» **Entries shown**:
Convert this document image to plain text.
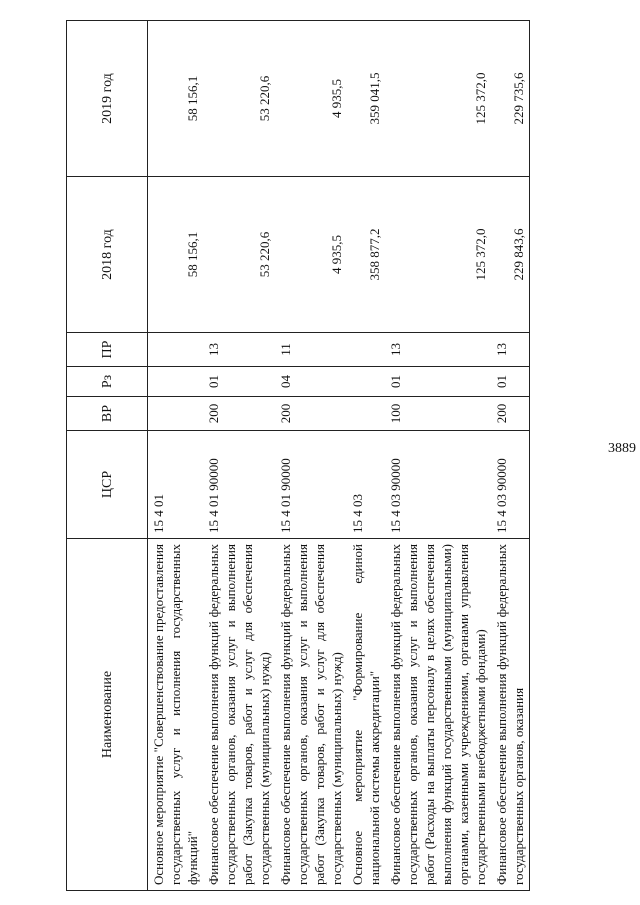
3889
Наименование	ЦСР	ВР	Рз	ПР	2018 год	2019 год
Основное мероприятие "Совершенствование предоставления государственных услуг и исполнения государственных функций"	15 4 01				58 156,1	58 156,1
Финансовое обеспечение выполнения функций федеральных государственных органов, оказания услуг и выполнения работ (Закупка товаров, работ и услуг для обеспечения государственных (муниципальных) нужд)	15 4 01 90000	200	01	13	53 220,6	53 220,6
Финансовое обеспечение выполнения функций федеральных государственных органов, оказания услуг и выполнения работ (Закупка товаров, работ и услуг для обеспечения государственных (муниципальных) нужд)	15 4 01 90000	200	04	11	4 935,5	4 935,5
Основное мероприятие "Формирование единой национальной системы аккредитации"	15 4 03				358 877,2	359 041,5
Финансовое обеспечение выполнения функций федеральных государственных органов, оказания услуг и выполнения работ (Расходы на выплаты персоналу в целях обеспечения выполнения функций государственными (муниципальными) органами, казенными учреждениями, органами управления государственными внебюджетными фондами)	15 4 03 90000	100	01	13	125 372,0	125 372,0
Финансовое обеспечение выполнения функций федеральных государственных органов, оказания	15 4 03 90000	200	01	13	229 843,6	229 735,6
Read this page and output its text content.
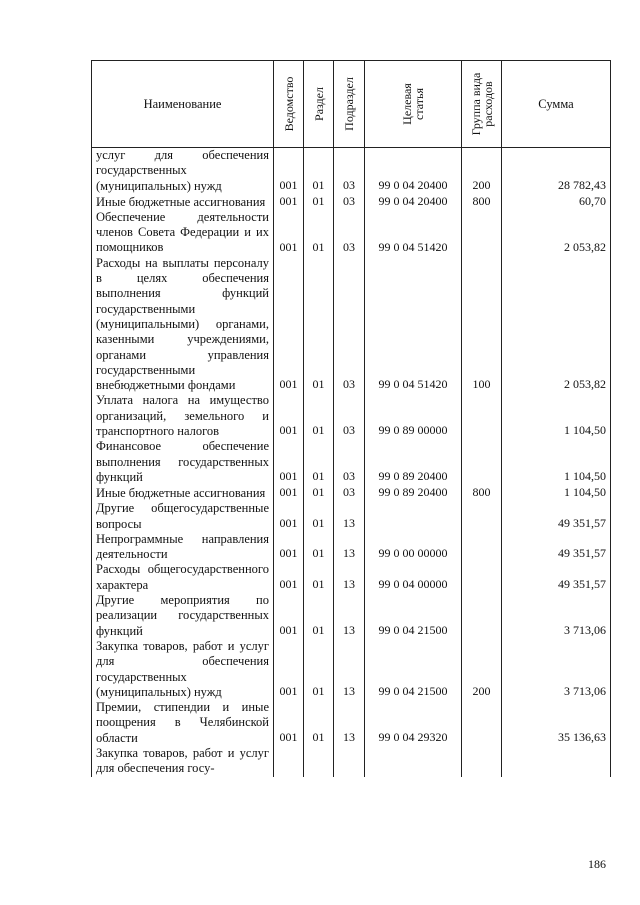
Наименование	Ведомство	Раздел	Подраздел	Целевая статья	Группа вида расходов	Сумма
услуг для обеспечения государственных (муниципальных) нужд	001	01	03	99 0 04 20400	200	28 782,43
Иные бюджетные ассигнования	001	01	03	99 0 04 20400	800	60,70
Обеспечение деятельности членов Совета Федерации и их помощников	001	01	03	99 0 04 51420		2 053,82
Расходы на выплаты персоналу в целях обеспечения выполнения функций государственными (муниципальными) органами, казенными учреждениями, органами управления государственными внебюджетными фондами	001	01	03	99 0 04 51420	100	2 053,82
Уплата налога на имущество организаций, земельного и транспортного налогов	001	01	03	99 0 89 00000		1 104,50
Финансовое обеспечение выполнения государственных функций	001	01	03	99 0 89 20400		1 104,50
Иные бюджетные ассигнования	001	01	03	99 0 89 20400	800	1 104,50
Другие общегосударственные вопросы	001	01	13			49 351,57
Непрограммные направления деятельности	001	01	13	99 0 00 00000		49 351,57
Расходы общегосударственного характера	001	01	13	99 0 04 00000		49 351,57
Другие мероприятия по реализации государственных функций	001	01	13	99 0 04 21500		3 713,06
Закупка товаров, работ и услуг для обеспечения государственных (муниципальных) нужд	001	01	13	99 0 04 21500	200	3 713,06
Премии, стипендии и иные поощрения в Челябинской области	001	01	13	99 0 04 29320		35 136,63
Закупка товаров, работ и услуг для обеспечения госу-						
186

» **What is required**: Check each line of the records for "услуг" and copy the ones that contain it.

» **The output**:
Основное мероприятие "Совершенствование предоставления государственных услуг и исполнения государственных функций"	15 4 01				58 156,1	58 156,1
Финансовое обеспечение выполнения функций федеральных государственных органов, оказания услуг и выполнения работ (Закупка товаров, работ и услуг для обеспечения государственных (муниципальных) нужд)	15 4 01 90000	200	01	13	53 220,6	53 220,6
Финансовое обеспечение выполнения функций федеральных государственных органов, оказания услуг и выполнения работ (Закупка товаров, работ и услуг для обеспечения государственных (муниципальных) нужд)	15 4 01 90000	200	04	11	4 935,5	4 935,5
Финансовое обеспечение выполнения функций федеральных государственных органов, оказания услуг и выполнения работ (Расходы на выплаты персоналу в целях обеспечения выполнения функций государственными (муниципальными) органами, казенными учреждениями, органами управления государственными внебюджетными фондами)	15 4 03 90000	100	01	13	125 372,0	125 372,0
услуг для обеспечения государственных (муниципальных) нужд	001	01	03	99 0 04 20400	200	28 782,43
Закупка товаров, работ и услуг для обеспечения государственных (муниципальных) нужд	001	01	13	99 0 04 21500	200	3 713,06
Закупка товаров, работ и услуг для обеспечения госу-						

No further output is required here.